Filter the records below for the word "will". Copy each line that holds it.

################

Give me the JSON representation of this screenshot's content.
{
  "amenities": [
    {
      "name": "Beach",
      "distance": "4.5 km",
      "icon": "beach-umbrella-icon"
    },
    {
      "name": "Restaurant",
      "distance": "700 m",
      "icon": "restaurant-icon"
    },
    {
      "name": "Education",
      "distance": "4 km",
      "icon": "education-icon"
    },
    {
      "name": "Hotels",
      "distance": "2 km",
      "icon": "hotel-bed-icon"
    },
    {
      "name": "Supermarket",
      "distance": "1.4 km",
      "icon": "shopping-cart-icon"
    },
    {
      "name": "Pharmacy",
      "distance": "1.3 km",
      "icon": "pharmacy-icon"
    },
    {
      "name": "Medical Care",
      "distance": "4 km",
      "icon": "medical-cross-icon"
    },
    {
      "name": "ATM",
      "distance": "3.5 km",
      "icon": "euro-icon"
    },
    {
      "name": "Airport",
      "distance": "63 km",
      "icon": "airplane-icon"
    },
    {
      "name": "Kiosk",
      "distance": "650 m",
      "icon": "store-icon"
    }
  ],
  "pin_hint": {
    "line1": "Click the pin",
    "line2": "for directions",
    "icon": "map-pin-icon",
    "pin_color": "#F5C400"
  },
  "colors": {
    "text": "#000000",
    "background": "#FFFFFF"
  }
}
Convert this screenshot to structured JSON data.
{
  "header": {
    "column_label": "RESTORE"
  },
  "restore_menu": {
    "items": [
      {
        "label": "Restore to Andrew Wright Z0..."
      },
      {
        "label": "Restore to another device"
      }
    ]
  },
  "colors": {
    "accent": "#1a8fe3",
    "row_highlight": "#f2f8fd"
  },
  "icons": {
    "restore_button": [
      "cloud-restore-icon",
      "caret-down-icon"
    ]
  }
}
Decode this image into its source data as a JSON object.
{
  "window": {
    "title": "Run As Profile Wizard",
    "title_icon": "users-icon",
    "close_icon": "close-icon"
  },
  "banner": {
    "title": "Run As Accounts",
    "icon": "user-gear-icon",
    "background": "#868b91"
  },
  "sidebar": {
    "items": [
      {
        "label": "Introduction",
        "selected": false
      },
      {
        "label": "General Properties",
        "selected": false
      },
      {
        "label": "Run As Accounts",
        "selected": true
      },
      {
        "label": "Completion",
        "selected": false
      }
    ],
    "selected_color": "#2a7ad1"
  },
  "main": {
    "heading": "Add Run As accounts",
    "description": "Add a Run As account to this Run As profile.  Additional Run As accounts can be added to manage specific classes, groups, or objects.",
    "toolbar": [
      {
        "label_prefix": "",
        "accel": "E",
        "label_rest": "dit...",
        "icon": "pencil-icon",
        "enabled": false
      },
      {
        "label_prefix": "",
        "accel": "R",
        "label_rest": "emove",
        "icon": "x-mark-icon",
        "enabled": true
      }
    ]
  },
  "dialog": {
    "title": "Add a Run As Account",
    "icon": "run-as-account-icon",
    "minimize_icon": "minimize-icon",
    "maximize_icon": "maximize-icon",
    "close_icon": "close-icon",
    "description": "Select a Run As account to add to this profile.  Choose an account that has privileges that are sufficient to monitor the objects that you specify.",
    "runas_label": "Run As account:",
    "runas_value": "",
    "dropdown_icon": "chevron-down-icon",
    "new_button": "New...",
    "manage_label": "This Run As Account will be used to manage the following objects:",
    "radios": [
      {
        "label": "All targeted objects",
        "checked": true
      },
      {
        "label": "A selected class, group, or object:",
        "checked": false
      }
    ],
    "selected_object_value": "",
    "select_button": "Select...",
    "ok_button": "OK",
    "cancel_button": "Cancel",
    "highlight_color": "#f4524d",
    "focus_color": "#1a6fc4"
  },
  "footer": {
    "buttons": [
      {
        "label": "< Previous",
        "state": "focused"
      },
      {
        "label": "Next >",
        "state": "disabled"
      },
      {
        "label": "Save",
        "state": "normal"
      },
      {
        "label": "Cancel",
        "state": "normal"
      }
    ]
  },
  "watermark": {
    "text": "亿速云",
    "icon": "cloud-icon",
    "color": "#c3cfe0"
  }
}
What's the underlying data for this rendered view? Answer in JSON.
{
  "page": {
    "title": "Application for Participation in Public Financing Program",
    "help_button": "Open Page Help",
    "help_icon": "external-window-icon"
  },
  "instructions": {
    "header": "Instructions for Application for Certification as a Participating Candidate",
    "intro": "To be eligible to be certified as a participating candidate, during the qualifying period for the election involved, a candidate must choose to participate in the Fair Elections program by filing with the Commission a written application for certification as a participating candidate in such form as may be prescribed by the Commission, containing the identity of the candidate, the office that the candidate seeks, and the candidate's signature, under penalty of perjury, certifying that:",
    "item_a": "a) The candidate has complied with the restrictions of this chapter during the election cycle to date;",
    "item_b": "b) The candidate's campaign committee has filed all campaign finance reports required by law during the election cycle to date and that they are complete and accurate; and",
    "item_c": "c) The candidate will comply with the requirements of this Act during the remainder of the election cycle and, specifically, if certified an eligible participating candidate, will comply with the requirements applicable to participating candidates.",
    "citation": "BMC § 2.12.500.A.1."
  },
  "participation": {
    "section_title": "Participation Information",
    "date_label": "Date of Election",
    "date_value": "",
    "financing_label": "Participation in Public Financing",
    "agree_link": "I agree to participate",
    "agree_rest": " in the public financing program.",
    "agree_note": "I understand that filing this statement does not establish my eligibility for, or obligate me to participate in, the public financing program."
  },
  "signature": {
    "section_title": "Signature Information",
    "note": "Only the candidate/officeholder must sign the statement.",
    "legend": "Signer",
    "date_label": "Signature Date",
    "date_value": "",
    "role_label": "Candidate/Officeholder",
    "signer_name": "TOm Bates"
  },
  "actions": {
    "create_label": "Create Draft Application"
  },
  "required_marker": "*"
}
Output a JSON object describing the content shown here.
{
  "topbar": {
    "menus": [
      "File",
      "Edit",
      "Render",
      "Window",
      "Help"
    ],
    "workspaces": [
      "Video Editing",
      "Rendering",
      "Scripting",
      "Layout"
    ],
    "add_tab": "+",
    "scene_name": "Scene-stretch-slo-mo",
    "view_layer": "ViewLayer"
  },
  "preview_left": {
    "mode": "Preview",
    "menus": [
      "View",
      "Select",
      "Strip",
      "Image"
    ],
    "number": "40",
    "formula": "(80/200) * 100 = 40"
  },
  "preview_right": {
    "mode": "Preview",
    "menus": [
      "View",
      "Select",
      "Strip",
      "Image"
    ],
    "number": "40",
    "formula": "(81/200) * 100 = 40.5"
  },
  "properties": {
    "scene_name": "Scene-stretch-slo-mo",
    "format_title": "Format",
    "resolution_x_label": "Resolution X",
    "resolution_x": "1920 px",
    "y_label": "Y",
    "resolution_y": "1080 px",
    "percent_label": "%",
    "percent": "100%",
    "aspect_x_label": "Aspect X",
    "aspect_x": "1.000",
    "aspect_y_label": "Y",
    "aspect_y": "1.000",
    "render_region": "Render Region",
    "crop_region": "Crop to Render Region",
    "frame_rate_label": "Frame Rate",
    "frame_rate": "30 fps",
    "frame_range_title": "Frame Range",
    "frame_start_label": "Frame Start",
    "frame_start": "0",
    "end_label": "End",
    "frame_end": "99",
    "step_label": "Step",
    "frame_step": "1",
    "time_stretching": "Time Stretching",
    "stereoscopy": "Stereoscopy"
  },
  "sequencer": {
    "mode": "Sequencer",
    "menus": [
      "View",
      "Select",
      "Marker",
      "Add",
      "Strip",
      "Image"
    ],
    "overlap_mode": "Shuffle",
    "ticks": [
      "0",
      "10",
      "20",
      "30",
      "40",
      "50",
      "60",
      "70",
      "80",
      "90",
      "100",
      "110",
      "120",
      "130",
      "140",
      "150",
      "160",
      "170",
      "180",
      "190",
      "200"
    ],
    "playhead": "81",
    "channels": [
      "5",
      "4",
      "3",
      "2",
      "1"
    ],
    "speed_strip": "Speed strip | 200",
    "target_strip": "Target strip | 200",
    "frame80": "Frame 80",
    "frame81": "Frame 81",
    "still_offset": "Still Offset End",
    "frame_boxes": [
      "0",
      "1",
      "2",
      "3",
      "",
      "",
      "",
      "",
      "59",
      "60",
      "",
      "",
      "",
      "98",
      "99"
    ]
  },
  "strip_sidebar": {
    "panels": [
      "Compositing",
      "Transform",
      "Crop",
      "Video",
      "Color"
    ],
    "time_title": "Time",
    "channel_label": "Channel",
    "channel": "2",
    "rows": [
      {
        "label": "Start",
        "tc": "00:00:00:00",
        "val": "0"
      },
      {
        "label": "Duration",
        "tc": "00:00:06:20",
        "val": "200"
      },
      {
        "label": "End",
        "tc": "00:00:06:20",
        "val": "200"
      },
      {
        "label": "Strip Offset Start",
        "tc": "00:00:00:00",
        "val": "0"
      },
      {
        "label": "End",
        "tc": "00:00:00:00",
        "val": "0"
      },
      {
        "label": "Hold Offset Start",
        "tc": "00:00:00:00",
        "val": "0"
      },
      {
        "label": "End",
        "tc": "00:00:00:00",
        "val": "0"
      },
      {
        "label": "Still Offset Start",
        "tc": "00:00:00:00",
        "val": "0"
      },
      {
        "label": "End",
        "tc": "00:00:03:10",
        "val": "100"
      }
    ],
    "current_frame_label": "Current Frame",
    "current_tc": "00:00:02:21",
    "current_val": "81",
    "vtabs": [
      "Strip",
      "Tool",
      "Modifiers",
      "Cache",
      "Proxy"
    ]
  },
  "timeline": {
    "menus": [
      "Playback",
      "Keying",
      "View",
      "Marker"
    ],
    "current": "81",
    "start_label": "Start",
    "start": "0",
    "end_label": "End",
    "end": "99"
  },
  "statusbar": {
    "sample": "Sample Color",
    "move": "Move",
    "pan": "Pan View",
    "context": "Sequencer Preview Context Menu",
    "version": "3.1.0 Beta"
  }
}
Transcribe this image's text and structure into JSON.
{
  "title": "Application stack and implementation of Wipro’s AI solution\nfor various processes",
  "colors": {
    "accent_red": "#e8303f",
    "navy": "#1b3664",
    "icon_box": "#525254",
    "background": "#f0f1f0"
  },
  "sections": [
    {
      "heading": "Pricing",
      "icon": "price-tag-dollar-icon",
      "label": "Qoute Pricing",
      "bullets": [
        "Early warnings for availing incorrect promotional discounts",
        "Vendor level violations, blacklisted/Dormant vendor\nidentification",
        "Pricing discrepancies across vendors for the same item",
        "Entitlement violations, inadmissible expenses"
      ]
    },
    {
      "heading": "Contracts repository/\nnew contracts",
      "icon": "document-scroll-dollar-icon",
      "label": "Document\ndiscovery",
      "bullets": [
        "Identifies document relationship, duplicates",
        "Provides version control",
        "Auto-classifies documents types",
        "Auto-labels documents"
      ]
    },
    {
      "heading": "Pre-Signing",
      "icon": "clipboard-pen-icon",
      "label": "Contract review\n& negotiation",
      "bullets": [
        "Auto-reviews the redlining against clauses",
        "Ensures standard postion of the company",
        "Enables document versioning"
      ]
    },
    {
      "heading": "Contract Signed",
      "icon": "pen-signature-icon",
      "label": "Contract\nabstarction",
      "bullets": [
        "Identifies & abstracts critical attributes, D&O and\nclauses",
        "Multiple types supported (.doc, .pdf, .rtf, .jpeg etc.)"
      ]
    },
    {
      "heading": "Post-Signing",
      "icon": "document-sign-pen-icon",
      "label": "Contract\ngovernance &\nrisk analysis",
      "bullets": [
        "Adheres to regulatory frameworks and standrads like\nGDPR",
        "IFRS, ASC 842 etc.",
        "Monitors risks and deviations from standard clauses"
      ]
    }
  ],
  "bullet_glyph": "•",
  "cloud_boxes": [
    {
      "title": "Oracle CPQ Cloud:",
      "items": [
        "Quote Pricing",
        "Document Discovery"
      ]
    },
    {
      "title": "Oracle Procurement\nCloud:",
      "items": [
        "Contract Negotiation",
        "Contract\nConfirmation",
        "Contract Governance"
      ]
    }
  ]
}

################

Full output
    "manage_label": "This Run As Account will be used to manage the following objects:",
    "item_c": "c) The candidate will comply with the requirements of this Act during the remainder of the election cycle and, specifically, if certified an eligible participating candidate, will comply with the requirements applicable to participating candidates.",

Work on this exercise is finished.